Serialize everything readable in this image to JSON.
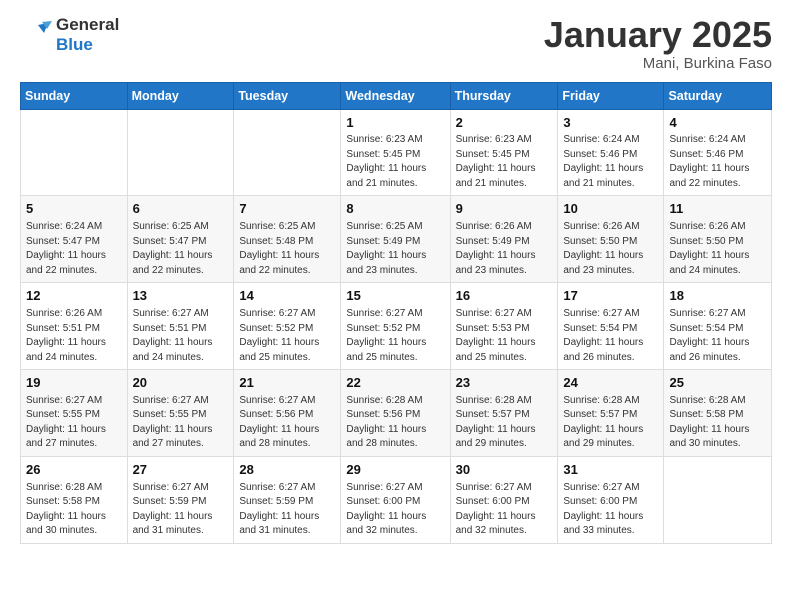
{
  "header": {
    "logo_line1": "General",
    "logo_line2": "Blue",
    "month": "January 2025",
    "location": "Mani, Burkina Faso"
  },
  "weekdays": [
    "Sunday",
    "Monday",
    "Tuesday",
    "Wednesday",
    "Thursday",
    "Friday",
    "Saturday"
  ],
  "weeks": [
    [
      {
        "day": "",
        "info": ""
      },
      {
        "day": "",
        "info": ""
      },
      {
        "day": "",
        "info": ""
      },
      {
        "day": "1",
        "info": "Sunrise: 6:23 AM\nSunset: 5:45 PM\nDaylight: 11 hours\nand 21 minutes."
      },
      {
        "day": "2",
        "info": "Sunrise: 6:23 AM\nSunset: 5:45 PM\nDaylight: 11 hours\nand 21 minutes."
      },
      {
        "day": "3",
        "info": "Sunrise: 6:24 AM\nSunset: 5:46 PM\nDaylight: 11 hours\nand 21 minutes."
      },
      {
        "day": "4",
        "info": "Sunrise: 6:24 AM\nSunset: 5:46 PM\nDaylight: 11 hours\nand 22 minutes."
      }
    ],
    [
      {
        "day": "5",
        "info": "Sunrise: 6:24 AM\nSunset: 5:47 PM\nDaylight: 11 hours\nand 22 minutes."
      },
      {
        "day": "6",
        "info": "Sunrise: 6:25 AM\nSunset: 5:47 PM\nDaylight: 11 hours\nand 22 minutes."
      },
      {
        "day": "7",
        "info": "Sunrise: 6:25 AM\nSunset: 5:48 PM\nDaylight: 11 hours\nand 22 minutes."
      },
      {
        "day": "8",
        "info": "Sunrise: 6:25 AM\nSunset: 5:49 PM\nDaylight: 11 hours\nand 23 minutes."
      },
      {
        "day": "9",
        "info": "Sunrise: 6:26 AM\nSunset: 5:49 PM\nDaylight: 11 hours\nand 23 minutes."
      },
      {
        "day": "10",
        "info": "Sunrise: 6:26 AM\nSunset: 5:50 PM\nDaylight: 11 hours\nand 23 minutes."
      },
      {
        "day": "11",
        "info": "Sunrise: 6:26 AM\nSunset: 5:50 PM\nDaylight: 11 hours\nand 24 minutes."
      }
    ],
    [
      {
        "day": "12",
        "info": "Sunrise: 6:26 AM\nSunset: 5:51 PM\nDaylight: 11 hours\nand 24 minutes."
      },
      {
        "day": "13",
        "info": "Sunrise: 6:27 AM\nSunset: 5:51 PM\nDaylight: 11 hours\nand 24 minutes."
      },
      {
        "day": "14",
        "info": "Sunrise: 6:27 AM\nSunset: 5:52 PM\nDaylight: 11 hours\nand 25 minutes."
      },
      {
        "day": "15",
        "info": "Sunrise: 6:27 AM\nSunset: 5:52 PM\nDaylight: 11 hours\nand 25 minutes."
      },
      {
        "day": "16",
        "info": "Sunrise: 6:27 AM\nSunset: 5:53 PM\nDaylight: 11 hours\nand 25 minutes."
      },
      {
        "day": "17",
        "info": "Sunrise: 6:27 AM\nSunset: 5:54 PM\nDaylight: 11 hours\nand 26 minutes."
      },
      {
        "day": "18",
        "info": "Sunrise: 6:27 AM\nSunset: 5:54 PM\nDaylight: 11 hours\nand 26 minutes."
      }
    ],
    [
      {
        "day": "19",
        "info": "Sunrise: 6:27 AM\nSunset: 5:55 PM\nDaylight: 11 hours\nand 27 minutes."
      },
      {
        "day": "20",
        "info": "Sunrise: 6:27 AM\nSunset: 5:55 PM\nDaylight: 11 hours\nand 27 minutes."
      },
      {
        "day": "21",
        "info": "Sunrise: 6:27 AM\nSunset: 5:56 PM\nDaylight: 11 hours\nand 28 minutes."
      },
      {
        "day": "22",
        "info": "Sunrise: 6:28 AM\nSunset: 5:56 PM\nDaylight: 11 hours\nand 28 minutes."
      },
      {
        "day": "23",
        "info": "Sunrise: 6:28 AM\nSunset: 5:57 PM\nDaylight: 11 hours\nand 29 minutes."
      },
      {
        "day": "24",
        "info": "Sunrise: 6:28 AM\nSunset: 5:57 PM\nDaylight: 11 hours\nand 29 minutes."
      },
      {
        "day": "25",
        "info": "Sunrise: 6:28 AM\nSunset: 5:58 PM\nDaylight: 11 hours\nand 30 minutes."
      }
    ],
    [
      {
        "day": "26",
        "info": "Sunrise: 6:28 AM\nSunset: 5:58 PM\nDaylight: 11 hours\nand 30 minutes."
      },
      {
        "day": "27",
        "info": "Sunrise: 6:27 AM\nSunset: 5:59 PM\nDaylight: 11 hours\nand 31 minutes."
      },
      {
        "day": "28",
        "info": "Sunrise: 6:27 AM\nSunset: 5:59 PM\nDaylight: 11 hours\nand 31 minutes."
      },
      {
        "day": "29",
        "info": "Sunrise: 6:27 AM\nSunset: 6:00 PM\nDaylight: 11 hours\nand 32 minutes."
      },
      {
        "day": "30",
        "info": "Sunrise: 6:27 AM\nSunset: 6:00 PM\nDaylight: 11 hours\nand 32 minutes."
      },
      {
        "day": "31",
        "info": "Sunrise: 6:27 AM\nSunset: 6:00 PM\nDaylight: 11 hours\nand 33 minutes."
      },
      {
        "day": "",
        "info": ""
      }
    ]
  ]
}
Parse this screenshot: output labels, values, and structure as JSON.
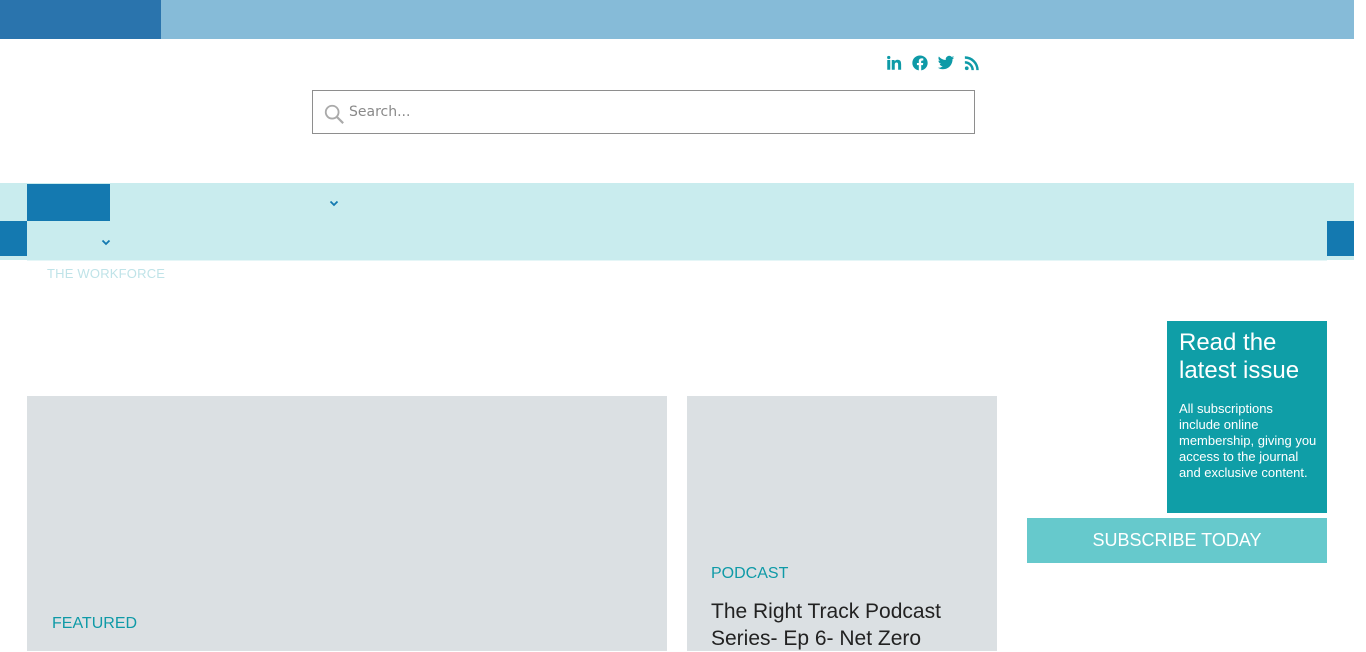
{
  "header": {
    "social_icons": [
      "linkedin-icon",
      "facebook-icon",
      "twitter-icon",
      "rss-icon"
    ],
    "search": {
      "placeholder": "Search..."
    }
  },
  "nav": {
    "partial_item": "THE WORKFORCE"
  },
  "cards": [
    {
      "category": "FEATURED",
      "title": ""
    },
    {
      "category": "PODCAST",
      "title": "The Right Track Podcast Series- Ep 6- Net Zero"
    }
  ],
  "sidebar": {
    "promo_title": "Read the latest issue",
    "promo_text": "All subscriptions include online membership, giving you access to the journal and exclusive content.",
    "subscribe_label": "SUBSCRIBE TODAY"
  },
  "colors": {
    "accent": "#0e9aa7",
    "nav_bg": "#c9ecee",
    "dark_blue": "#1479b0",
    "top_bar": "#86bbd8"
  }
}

####

* Your objective
Omitting all images, print the listing exactly.

* The response
Serialize everything readable in this image to JSON.
{
  "header": {
    "logo_line1": "General",
    "logo_line2": "Blue",
    "month": "January 2025",
    "location": "Mani, Burkina Faso"
  },
  "weekdays": [
    "Sunday",
    "Monday",
    "Tuesday",
    "Wednesday",
    "Thursday",
    "Friday",
    "Saturday"
  ],
  "weeks": [
    [
      {
        "day": "",
        "info": ""
      },
      {
        "day": "",
        "info": ""
      },
      {
        "day": "",
        "info": ""
      },
      {
        "day": "1",
        "info": "Sunrise: 6:23 AM\nSunset: 5:45 PM\nDaylight: 11 hours\nand 21 minutes."
      },
      {
        "day": "2",
        "info": "Sunrise: 6:23 AM\nSunset: 5:45 PM\nDaylight: 11 hours\nand 21 minutes."
      },
      {
        "day": "3",
        "info": "Sunrise: 6:24 AM\nSunset: 5:46 PM\nDaylight: 11 hours\nand 21 minutes."
      },
      {
        "day": "4",
        "info": "Sunrise: 6:24 AM\nSunset: 5:46 PM\nDaylight: 11 hours\nand 22 minutes."
      }
    ],
    [
      {
        "day": "5",
        "info": "Sunrise: 6:24 AM\nSunset: 5:47 PM\nDaylight: 11 hours\nand 22 minutes."
      },
      {
        "day": "6",
        "info": "Sunrise: 6:25 AM\nSunset: 5:47 PM\nDaylight: 11 hours\nand 22 minutes."
      },
      {
        "day": "7",
        "info": "Sunrise: 6:25 AM\nSunset: 5:48 PM\nDaylight: 11 hours\nand 22 minutes."
      },
      {
        "day": "8",
        "info": "Sunrise: 6:25 AM\nSunset: 5:49 PM\nDaylight: 11 hours\nand 23 minutes."
      },
      {
        "day": "9",
        "info": "Sunrise: 6:26 AM\nSunset: 5:49 PM\nDaylight: 11 hours\nand 23 minutes."
      },
      {
        "day": "10",
        "info": "Sunrise: 6:26 AM\nSunset: 5:50 PM\nDaylight: 11 hours\nand 23 minutes."
      },
      {
        "day": "11",
        "info": "Sunrise: 6:26 AM\nSunset: 5:50 PM\nDaylight: 11 hours\nand 24 minutes."
      }
    ],
    [
      {
        "day": "12",
        "info": "Sunrise: 6:26 AM\nSunset: 5:51 PM\nDaylight: 11 hours\nand 24 minutes."
      },
      {
        "day": "13",
        "info": "Sunrise: 6:27 AM\nSunset: 5:51 PM\nDaylight: 11 hours\nand 24 minutes."
      },
      {
        "day": "14",
        "info": "Sunrise: 6:27 AM\nSunset: 5:52 PM\nDaylight: 11 hours\nand 25 minutes."
      },
      {
        "day": "15",
        "info": "Sunrise: 6:27 AM\nSunset: 5:52 PM\nDaylight: 11 hours\nand 25 minutes."
      },
      {
        "day": "16",
        "info": "Sunrise: 6:27 AM\nSunset: 5:53 PM\nDaylight: 11 hours\nand 25 minutes."
      },
      {
        "day": "17",
        "info": "Sunrise: 6:27 AM\nSunset: 5:54 PM\nDaylight: 11 hours\nand 26 minutes."
      },
      {
        "day": "18",
        "info": "Sunrise: 6:27 AM\nSunset: 5:54 PM\nDaylight: 11 hours\nand 26 minutes."
      }
    ],
    [
      {
        "day": "19",
        "info": "Sunrise: 6:27 AM\nSunset: 5:55 PM\nDaylight: 11 hours\nand 27 minutes."
      },
      {
        "day": "20",
        "info": "Sunrise: 6:27 AM\nSunset: 5:55 PM\nDaylight: 11 hours\nand 27 minutes."
      },
      {
        "day": "21",
        "info": "Sunrise: 6:27 AM\nSunset: 5:56 PM\nDaylight: 11 hours\nand 28 minutes."
      },
      {
        "day": "22",
        "info": "Sunrise: 6:28 AM\nSunset: 5:56 PM\nDaylight: 11 hours\nand 28 minutes."
      },
      {
        "day": "23",
        "info": "Sunrise: 6:28 AM\nSunset: 5:57 PM\nDaylight: 11 hours\nand 29 minutes."
      },
      {
        "day": "24",
        "info": "Sunrise: 6:28 AM\nSunset: 5:57 PM\nDaylight: 11 hours\nand 29 minutes."
      },
      {
        "day": "25",
        "info": "Sunrise: 6:28 AM\nSunset: 5:58 PM\nDaylight: 11 hours\nand 30 minutes."
      }
    ],
    [
      {
        "day": "26",
        "info": "Sunrise: 6:28 AM\nSunset: 5:58 PM\nDaylight: 11 hours\nand 30 minutes."
      },
      {
        "day": "27",
        "info": "Sunrise: 6:27 AM\nSunset: 5:59 PM\nDaylight: 11 hours\nand 31 minutes."
      },
      {
        "day": "28",
        "info": "Sunrise: 6:27 AM\nSunset: 5:59 PM\nDaylight: 11 hours\nand 31 minutes."
      },
      {
        "day": "29",
        "info": "Sunrise: 6:27 AM\nSunset: 6:00 PM\nDaylight: 11 hours\nand 32 minutes."
      },
      {
        "day": "30",
        "info": "Sunrise: 6:27 AM\nSunset: 6:00 PM\nDaylight: 11 hours\nand 32 minutes."
      },
      {
        "day": "31",
        "info": "Sunrise: 6:27 AM\nSunset: 6:00 PM\nDaylight: 11 hours\nand 33 minutes."
      },
      {
        "day": "",
        "info": ""
      }
    ]
  ]
}
Parse this screenshot: output labels, values, and structure as JSON.
{
  "header": {
    "social_icons": [
      "linkedin-icon",
      "facebook-icon",
      "twitter-icon",
      "rss-icon"
    ],
    "search": {
      "placeholder": "Search..."
    }
  },
  "nav": {
    "partial_item": "THE WORKFORCE"
  },
  "cards": [
    {
      "category": "FEATURED",
      "title": ""
    },
    {
      "category": "PODCAST",
      "title": "The Right Track Podcast Series- Ep 6- Net Zero"
    }
  ],
  "sidebar": {
    "promo_title": "Read the latest issue",
    "promo_text": "All subscriptions include online membership, giving you access to the journal and exclusive content.",
    "subscribe_label": "SUBSCRIBE TODAY"
  },
  "colors": {
    "accent": "#0e9aa7",
    "nav_bg": "#c9ecee",
    "dark_blue": "#1479b0",
    "top_bar": "#86bbd8"
  }
}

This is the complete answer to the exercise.